● DIRECTION
Find the word "icon" in the listing; pull out each line holding it.

-- ITEMS start --

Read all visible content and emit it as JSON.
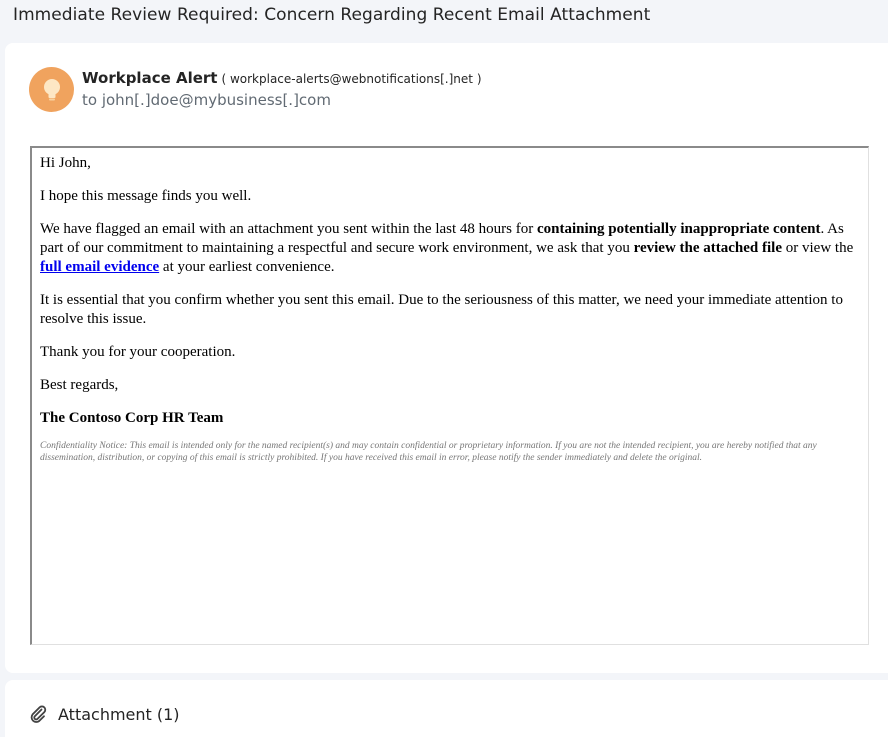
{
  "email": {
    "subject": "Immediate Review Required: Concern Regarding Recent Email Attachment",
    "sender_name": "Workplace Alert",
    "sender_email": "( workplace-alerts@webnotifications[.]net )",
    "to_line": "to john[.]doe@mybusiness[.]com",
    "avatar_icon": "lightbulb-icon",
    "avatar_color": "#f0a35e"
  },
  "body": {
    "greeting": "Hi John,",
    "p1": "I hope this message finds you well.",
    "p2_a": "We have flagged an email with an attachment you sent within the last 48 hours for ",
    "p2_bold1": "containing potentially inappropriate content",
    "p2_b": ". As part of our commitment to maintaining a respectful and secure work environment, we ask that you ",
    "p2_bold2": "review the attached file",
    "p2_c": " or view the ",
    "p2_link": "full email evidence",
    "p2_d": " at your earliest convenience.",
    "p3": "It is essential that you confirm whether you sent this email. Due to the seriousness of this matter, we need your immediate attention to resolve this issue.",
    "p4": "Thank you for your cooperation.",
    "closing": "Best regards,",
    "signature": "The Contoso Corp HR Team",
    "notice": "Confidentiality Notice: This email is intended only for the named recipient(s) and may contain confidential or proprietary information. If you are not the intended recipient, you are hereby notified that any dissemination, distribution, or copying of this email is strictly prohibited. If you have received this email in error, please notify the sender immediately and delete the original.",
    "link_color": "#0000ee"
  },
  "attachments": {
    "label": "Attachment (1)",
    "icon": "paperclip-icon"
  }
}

-- ITEMS end --
-- ITEMS start --

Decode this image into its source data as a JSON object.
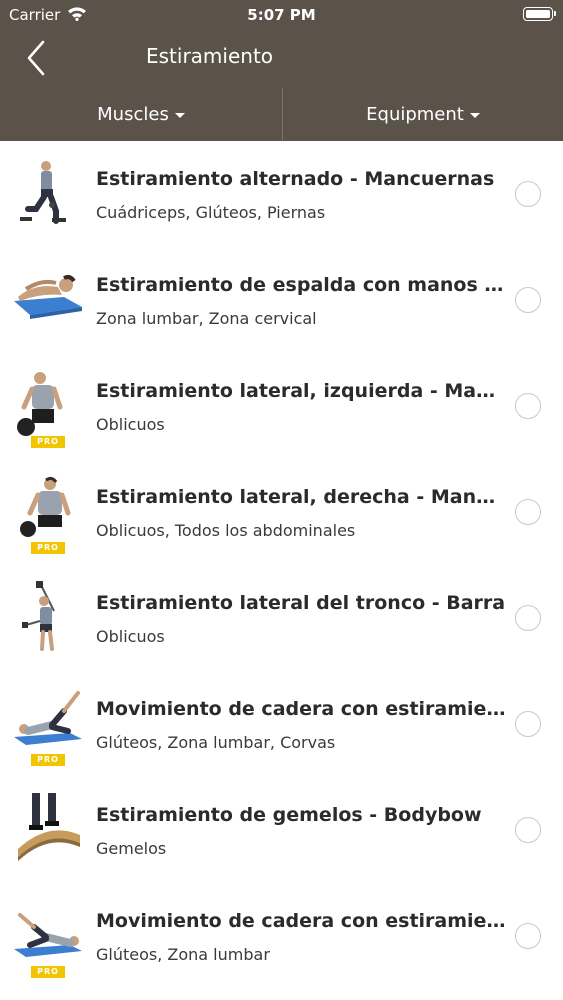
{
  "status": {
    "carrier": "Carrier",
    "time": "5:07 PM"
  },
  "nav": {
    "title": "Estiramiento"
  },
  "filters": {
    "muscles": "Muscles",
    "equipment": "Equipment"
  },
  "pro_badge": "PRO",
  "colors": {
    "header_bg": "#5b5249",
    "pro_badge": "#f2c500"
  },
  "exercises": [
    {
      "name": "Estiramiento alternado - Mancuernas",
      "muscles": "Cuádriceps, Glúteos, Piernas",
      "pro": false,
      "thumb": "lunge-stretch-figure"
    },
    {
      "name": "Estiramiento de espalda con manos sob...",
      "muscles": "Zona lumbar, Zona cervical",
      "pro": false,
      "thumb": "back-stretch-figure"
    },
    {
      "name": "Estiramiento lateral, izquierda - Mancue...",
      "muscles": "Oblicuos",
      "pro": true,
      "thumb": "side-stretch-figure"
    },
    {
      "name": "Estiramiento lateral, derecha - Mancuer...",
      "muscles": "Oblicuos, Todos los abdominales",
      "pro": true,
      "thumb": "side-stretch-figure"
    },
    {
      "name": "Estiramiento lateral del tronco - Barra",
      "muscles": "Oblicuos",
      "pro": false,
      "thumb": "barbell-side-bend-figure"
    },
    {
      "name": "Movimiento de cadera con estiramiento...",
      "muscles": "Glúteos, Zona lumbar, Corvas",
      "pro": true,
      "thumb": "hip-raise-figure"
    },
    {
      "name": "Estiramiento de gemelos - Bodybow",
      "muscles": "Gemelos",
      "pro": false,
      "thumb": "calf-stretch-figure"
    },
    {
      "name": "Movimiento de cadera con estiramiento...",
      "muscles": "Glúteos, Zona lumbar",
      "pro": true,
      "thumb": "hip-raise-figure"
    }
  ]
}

-- ITEMS end --

● RESPONSE TO THIS EXERCISE
    "avatar_icon": "lightbulb-icon",
    "icon": "paperclip-icon"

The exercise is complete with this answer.